[WHAT THIS TASK INVOLVES]:
Copy the lines holding the word "currency", all of them.

[Recorded data]:

>>>>>

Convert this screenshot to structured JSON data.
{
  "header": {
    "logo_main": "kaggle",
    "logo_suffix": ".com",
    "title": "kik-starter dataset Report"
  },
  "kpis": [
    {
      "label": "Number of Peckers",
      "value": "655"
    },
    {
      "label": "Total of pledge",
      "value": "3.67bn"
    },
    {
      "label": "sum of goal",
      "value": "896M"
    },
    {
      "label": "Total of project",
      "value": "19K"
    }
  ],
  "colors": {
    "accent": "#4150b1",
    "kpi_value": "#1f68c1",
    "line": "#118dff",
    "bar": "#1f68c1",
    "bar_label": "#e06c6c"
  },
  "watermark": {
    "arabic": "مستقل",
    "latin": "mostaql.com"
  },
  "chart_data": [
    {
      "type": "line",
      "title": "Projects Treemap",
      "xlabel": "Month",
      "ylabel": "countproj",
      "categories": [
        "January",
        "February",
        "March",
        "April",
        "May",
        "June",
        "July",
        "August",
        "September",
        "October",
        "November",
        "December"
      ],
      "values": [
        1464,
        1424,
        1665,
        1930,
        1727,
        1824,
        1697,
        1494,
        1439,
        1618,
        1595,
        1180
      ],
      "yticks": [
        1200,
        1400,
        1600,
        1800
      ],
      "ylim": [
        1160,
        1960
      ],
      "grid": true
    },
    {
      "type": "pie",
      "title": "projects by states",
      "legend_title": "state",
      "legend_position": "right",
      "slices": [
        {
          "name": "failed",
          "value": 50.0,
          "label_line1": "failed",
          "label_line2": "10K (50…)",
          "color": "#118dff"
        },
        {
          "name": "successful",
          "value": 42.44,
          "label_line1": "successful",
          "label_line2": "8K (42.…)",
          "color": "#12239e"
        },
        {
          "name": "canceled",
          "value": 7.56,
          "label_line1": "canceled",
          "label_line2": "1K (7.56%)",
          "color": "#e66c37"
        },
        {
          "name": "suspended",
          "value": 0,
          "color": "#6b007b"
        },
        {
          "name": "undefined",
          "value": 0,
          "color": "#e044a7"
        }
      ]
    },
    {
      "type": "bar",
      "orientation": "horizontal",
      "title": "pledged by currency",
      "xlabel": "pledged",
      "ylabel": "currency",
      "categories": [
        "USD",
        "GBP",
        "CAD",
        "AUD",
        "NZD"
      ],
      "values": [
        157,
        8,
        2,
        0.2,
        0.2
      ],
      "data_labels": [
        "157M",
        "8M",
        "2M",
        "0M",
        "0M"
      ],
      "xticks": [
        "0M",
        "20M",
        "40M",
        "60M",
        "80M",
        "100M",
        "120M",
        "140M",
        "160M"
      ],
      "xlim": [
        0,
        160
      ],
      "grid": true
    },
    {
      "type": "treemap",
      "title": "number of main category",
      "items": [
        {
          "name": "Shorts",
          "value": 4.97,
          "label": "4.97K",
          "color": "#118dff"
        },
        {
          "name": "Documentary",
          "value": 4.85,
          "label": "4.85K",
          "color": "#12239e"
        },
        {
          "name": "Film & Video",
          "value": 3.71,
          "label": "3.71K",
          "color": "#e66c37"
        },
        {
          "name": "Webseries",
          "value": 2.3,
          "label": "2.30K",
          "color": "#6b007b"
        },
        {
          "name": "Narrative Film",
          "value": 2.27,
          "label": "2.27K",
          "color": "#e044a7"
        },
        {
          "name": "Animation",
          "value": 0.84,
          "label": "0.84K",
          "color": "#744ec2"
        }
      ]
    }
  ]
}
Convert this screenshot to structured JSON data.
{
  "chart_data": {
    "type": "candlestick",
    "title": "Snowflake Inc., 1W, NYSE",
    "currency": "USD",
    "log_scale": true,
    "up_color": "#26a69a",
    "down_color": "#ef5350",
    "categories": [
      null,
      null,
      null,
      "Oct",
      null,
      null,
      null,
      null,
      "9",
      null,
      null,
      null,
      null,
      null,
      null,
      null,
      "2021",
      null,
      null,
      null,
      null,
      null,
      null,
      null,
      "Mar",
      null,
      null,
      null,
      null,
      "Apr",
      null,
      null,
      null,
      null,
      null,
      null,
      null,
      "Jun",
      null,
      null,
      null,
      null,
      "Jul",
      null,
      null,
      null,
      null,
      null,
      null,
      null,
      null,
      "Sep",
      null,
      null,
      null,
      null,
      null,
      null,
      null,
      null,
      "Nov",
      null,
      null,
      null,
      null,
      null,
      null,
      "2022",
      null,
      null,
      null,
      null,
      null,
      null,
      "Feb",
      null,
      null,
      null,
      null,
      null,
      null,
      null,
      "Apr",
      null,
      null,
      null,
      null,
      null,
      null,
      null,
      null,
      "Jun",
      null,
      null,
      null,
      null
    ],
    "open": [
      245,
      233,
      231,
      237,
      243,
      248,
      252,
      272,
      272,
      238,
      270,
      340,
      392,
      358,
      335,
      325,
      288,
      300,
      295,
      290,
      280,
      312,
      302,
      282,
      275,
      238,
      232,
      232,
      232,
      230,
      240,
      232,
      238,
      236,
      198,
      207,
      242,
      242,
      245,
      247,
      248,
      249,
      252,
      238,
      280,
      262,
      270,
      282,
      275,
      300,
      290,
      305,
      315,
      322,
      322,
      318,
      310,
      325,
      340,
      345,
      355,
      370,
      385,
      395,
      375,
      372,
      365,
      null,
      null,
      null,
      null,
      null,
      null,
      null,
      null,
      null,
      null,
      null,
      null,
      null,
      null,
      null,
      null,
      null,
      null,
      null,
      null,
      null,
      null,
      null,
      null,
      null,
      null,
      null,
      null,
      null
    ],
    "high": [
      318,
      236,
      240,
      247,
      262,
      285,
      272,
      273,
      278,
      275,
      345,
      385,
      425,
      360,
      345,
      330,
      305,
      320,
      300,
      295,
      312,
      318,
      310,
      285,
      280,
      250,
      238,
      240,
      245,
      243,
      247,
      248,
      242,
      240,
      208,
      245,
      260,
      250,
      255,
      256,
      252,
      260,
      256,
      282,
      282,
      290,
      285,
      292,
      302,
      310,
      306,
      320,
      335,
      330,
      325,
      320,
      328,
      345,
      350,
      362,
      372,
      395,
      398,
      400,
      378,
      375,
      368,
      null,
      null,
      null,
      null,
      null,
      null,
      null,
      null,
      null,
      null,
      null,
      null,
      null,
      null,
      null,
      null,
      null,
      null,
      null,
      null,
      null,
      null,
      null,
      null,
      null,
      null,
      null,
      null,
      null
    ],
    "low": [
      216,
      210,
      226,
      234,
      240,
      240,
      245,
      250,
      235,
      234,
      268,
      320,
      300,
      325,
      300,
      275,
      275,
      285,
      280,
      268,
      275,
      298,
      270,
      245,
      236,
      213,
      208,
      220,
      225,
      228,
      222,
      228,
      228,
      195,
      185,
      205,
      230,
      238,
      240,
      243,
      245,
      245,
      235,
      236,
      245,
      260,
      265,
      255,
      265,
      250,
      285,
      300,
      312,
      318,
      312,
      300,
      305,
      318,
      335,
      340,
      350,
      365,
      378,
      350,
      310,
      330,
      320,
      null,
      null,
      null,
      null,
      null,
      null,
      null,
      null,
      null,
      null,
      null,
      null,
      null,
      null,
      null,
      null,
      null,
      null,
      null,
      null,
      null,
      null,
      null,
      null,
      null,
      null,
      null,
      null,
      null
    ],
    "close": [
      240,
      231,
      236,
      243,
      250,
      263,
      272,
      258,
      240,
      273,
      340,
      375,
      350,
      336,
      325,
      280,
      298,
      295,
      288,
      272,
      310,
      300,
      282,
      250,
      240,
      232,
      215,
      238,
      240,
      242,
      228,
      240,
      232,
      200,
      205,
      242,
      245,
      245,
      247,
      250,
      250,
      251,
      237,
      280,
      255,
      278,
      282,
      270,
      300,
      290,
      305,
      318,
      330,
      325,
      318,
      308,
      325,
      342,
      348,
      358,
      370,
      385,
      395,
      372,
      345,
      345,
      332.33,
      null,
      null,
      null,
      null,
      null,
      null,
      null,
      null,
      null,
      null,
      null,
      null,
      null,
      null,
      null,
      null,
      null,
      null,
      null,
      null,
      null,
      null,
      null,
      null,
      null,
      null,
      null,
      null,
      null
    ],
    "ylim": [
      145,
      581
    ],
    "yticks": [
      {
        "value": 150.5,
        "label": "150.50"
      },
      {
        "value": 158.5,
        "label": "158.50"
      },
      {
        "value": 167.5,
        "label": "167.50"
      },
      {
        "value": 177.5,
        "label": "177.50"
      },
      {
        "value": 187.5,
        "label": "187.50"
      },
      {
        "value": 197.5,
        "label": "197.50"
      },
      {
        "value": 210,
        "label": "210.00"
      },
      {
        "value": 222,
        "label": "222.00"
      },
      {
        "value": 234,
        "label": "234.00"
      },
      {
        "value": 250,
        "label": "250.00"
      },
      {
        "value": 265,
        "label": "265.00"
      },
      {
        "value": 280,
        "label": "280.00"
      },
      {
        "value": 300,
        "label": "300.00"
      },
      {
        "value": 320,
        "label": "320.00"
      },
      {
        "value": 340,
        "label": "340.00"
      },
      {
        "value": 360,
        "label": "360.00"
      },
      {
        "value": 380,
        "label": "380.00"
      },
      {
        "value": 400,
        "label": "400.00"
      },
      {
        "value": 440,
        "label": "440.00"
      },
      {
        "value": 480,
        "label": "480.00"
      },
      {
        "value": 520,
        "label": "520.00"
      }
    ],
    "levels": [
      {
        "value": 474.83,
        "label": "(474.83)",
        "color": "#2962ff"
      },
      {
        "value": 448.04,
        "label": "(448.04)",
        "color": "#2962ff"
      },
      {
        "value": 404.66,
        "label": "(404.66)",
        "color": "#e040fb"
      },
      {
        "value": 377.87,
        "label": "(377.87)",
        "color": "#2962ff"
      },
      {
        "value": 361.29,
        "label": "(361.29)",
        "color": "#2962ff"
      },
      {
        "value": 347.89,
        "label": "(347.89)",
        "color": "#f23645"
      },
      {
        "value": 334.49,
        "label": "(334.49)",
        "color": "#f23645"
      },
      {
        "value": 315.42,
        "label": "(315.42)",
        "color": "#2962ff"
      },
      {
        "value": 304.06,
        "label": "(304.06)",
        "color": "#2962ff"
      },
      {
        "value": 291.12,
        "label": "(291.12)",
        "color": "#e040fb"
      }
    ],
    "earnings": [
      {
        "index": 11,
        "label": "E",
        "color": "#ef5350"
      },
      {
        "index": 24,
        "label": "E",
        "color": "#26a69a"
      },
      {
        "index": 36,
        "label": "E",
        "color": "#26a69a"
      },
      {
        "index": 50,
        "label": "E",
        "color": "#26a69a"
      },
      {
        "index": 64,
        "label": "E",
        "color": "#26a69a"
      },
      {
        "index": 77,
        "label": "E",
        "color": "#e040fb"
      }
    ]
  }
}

<<<<<

[OUTPUT OF THE TASK]:
      "title": "pledged by currency",
      "ylabel": "currency",
    "currency": "USD",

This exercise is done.